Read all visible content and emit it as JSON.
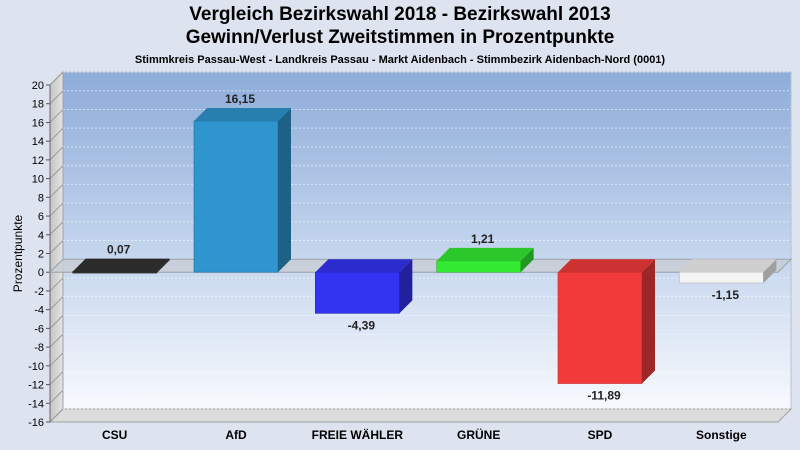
{
  "chart_data": {
    "type": "bar",
    "title": "Vergleich Bezirkswahl 2018 - Bezirkswahl 2013",
    "title2": "Gewinn/Verlust Zweitstimmen in Prozentpunkte",
    "subtitle": "Stimmkreis Passau-West - Landkreis Passau - Markt Aidenbach - Stimmbezirk Aidenbach-Nord (0001)",
    "ylabel": "Prozentpunkte",
    "ylim": [
      -16,
      20
    ],
    "yticks": [
      20,
      18,
      16,
      14,
      12,
      10,
      8,
      6,
      4,
      2,
      0,
      -2,
      -4,
      -6,
      -8,
      -10,
      -12,
      -14,
      -16
    ],
    "categories": [
      "CSU",
      "AfD",
      "FREIE WÄHLER",
      "GRÜNE",
      "SPD",
      "Sonstige"
    ],
    "values": [
      0.07,
      16.15,
      -4.39,
      1.21,
      -11.89,
      -1.15
    ],
    "labels": [
      "0,07",
      "16,15",
      "-4,39",
      "1,21",
      "-11,89",
      "-1,15"
    ],
    "colors": [
      "#333333",
      "#2e95cf",
      "#3333f2",
      "#33ea33",
      "#f23a3a",
      "#f4f4f4"
    ],
    "grid": true,
    "legend": "none"
  }
}
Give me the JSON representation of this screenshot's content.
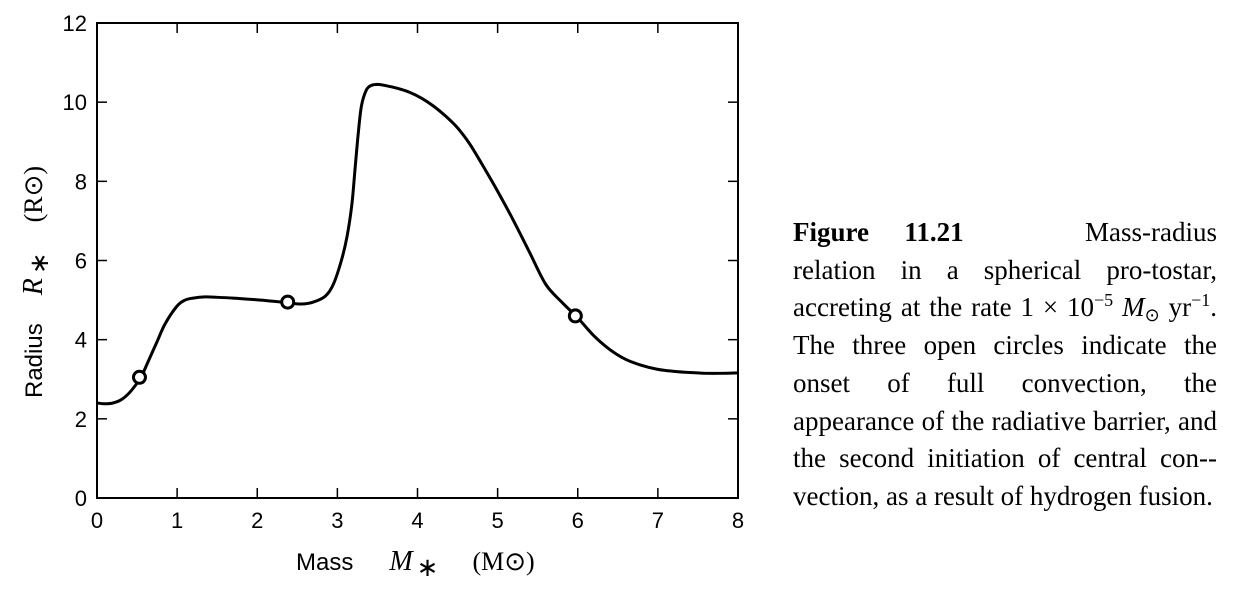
{
  "chart_data": {
    "type": "line",
    "x_axis": {
      "label_word": "Mass",
      "label_symbol": "M",
      "label_symbol_sub": "∗",
      "label_unit": "(M⊙)",
      "ticks": [
        "0",
        "1",
        "2",
        "3",
        "4",
        "5",
        "6",
        "7",
        "8"
      ],
      "range": [
        0,
        8
      ]
    },
    "y_axis": {
      "label_word": "Radius",
      "label_symbol": "R",
      "label_symbol_sub": "∗",
      "label_unit": "(R⊙)",
      "ticks": [
        "0",
        "2",
        "4",
        "6",
        "8",
        "10",
        "12"
      ],
      "range": [
        0,
        12
      ]
    },
    "grid": false,
    "series": [
      {
        "x": [
          0.0,
          0.1,
          0.2,
          0.3,
          0.4,
          0.5,
          0.55,
          0.65,
          0.75,
          0.85,
          1.0,
          1.1,
          1.2,
          1.35,
          1.5,
          1.7,
          1.9,
          2.1,
          2.3,
          2.4,
          2.55,
          2.7,
          2.85,
          2.95,
          3.05,
          3.12,
          3.18,
          3.22,
          3.26,
          3.3,
          3.36,
          3.42,
          3.5,
          3.6,
          3.75,
          3.9,
          4.05,
          4.2,
          4.35,
          4.5,
          4.65,
          4.8,
          5.0,
          5.2,
          5.4,
          5.6,
          5.8,
          6.0,
          6.2,
          6.4,
          6.6,
          6.8,
          7.0,
          7.2,
          7.4,
          7.6,
          7.8,
          8.0
        ],
        "y": [
          2.4,
          2.38,
          2.4,
          2.48,
          2.65,
          2.9,
          3.05,
          3.5,
          3.95,
          4.4,
          4.85,
          5.0,
          5.05,
          5.08,
          5.07,
          5.05,
          5.02,
          4.99,
          4.95,
          4.93,
          4.9,
          4.95,
          5.1,
          5.4,
          6.0,
          6.6,
          7.4,
          8.3,
          9.2,
          9.9,
          10.3,
          10.42,
          10.45,
          10.42,
          10.35,
          10.25,
          10.1,
          9.9,
          9.65,
          9.35,
          8.95,
          8.45,
          7.75,
          7.0,
          6.2,
          5.4,
          4.95,
          4.55,
          4.1,
          3.75,
          3.5,
          3.35,
          3.25,
          3.2,
          3.17,
          3.15,
          3.15,
          3.16
        ]
      }
    ],
    "markers": [
      {
        "x": 0.53,
        "y": 3.05
      },
      {
        "x": 2.38,
        "y": 4.95
      },
      {
        "x": 5.97,
        "y": 4.6
      }
    ]
  },
  "caption": {
    "label": "Figure 11.21",
    "text_1": "Mass-radius relation in a spherical pro-­tostar, accreting at the rate",
    "rate_coef": "1 × 10",
    "rate_exp": "−5",
    "rate_unit_symbol": "M",
    "rate_unit_sub": "⊙",
    "rate_time": "yr",
    "rate_time_exp": "−1",
    "text_2": ". The three open circles indicate the onset of full convection, the appearance of the radiative barrier, and the second initiation of central con-­vection, as a result of hydrogen fusion."
  }
}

-------------------------

## What to produce
Write out all the entries word for word, but skip any images.

## Full output
Read all visible content and emit it as JSON.
{
  "chart_data": {
    "type": "bar",
    "title": "Vergleich Bezirkswahl 2018 - Bezirkswahl 2013",
    "title2": "Gewinn/Verlust Zweitstimmen in Prozentpunkte",
    "subtitle": "Stimmkreis Passau-West - Landkreis Passau - Markt Aidenbach - Stimmbezirk Aidenbach-Nord (0001)",
    "ylabel": "Prozentpunkte",
    "ylim": [
      -16,
      20
    ],
    "yticks": [
      20,
      18,
      16,
      14,
      12,
      10,
      8,
      6,
      4,
      2,
      0,
      -2,
      -4,
      -6,
      -8,
      -10,
      -12,
      -14,
      -16
    ],
    "categories": [
      "CSU",
      "AfD",
      "FREIE WÄHLER",
      "GRÜNE",
      "SPD",
      "Sonstige"
    ],
    "values": [
      0.07,
      16.15,
      -4.39,
      1.21,
      -11.89,
      -1.15
    ],
    "labels": [
      "0,07",
      "16,15",
      "-4,39",
      "1,21",
      "-11,89",
      "-1,15"
    ],
    "colors": [
      "#333333",
      "#2e95cf",
      "#3333f2",
      "#33ea33",
      "#f23a3a",
      "#f4f4f4"
    ],
    "grid": true,
    "legend": "none"
  }
}
Give me the JSON representation of this screenshot's content.
{
  "chart_data": {
    "type": "line",
    "x_axis": {
      "label_word": "Mass",
      "label_symbol": "M",
      "label_symbol_sub": "∗",
      "label_unit": "(M⊙)",
      "ticks": [
        "0",
        "1",
        "2",
        "3",
        "4",
        "5",
        "6",
        "7",
        "8"
      ],
      "range": [
        0,
        8
      ]
    },
    "y_axis": {
      "label_word": "Radius",
      "label_symbol": "R",
      "label_symbol_sub": "∗",
      "label_unit": "(R⊙)",
      "ticks": [
        "0",
        "2",
        "4",
        "6",
        "8",
        "10",
        "12"
      ],
      "range": [
        0,
        12
      ]
    },
    "grid": false,
    "series": [
      {
        "x": [
          0.0,
          0.1,
          0.2,
          0.3,
          0.4,
          0.5,
          0.55,
          0.65,
          0.75,
          0.85,
          1.0,
          1.1,
          1.2,
          1.35,
          1.5,
          1.7,
          1.9,
          2.1,
          2.3,
          2.4,
          2.55,
          2.7,
          2.85,
          2.95,
          3.05,
          3.12,
          3.18,
          3.22,
          3.26,
          3.3,
          3.36,
          3.42,
          3.5,
          3.6,
          3.75,
          3.9,
          4.05,
          4.2,
          4.35,
          4.5,
          4.65,
          4.8,
          5.0,
          5.2,
          5.4,
          5.6,
          5.8,
          6.0,
          6.2,
          6.4,
          6.6,
          6.8,
          7.0,
          7.2,
          7.4,
          7.6,
          7.8,
          8.0
        ],
        "y": [
          2.4,
          2.38,
          2.4,
          2.48,
          2.65,
          2.9,
          3.05,
          3.5,
          3.95,
          4.4,
          4.85,
          5.0,
          5.05,
          5.08,
          5.07,
          5.05,
          5.02,
          4.99,
          4.95,
          4.93,
          4.9,
          4.95,
          5.1,
          5.4,
          6.0,
          6.6,
          7.4,
          8.3,
          9.2,
          9.9,
          10.3,
          10.42,
          10.45,
          10.42,
          10.35,
          10.25,
          10.1,
          9.9,
          9.65,
          9.35,
          8.95,
          8.45,
          7.75,
          7.0,
          6.2,
          5.4,
          4.95,
          4.55,
          4.1,
          3.75,
          3.5,
          3.35,
          3.25,
          3.2,
          3.17,
          3.15,
          3.15,
          3.16
        ]
      }
    ],
    "markers": [
      {
        "x": 0.53,
        "y": 3.05
      },
      {
        "x": 2.38,
        "y": 4.95
      },
      {
        "x": 5.97,
        "y": 4.6
      }
    ]
  },
  "caption": {
    "label": "Figure 11.21",
    "text_1": "Mass-radius relation in a spherical pro-­tostar, accreting at the rate",
    "rate_coef": "1 × 10",
    "rate_exp": "−5",
    "rate_unit_symbol": "M",
    "rate_unit_sub": "⊙",
    "rate_time": "yr",
    "rate_time_exp": "−1",
    "text_2": ". The three open circles indicate the onset of full convection, the appearance of the radiative barrier, and the second initiation of central con-­vection, as a result of hydrogen fusion."
  }
}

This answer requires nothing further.